#### [INPUT ROWS]
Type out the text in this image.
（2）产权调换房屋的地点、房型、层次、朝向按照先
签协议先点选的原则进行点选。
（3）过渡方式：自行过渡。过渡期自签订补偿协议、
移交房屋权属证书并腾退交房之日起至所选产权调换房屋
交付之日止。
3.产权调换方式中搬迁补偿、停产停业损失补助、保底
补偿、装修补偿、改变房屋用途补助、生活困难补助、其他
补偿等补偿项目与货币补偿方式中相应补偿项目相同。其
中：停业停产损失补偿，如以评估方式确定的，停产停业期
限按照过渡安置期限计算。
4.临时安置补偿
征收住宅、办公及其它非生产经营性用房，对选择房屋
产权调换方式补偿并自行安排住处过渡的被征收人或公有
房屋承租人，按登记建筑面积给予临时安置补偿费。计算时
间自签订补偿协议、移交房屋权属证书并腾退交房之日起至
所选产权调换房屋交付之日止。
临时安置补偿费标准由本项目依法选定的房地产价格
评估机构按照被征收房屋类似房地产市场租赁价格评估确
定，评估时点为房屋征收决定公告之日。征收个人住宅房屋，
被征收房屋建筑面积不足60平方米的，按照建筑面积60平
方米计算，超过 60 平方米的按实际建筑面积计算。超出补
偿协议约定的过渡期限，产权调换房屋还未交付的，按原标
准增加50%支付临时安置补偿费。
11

#### [OBJECTIVE]
Using the listing above, retype each line exactly.

#### [RESULT OF THIS TASK]
Type out the text in this image.
（2）产权调换房屋的地点、房型、层次、朝向按照先
签协议先点选的原则进行点选。
（3）过渡方式：自行过渡。过渡期自签订补偿协议、
移交房屋权属证书并腾退交房之日起至所选产权调换房屋
交付之日止。
3.产权调换方式中搬迁补偿、停产停业损失补助、保底
补偿、装修补偿、改变房屋用途补助、生活困难补助、其他
补偿等补偿项目与货币补偿方式中相应补偿项目相同。其
中：停业停产损失补偿，如以评估方式确定的，停产停业期
限按照过渡安置期限计算。
4.临时安置补偿
征收住宅、办公及其它非生产经营性用房，对选择房屋
产权调换方式补偿并自行安排住处过渡的被征收人或公有
房屋承租人，按登记建筑面积给予临时安置补偿费。计算时
间自签订补偿协议、移交房屋权属证书并腾退交房之日起至
所选产权调换房屋交付之日止。
临时安置补偿费标准由本项目依法选定的房地产价格
评估机构按照被征收房屋类似房地产市场租赁价格评估确
定，评估时点为房屋征收决定公告之日。征收个人住宅房屋，
被征收房屋建筑面积不足60平方米的，按照建筑面积60平
方米计算，超过 60 平方米的按实际建筑面积计算。超出补
偿协议约定的过渡期限，产权调换房屋还未交付的，按原标
准增加50%支付临时安置补偿费。
11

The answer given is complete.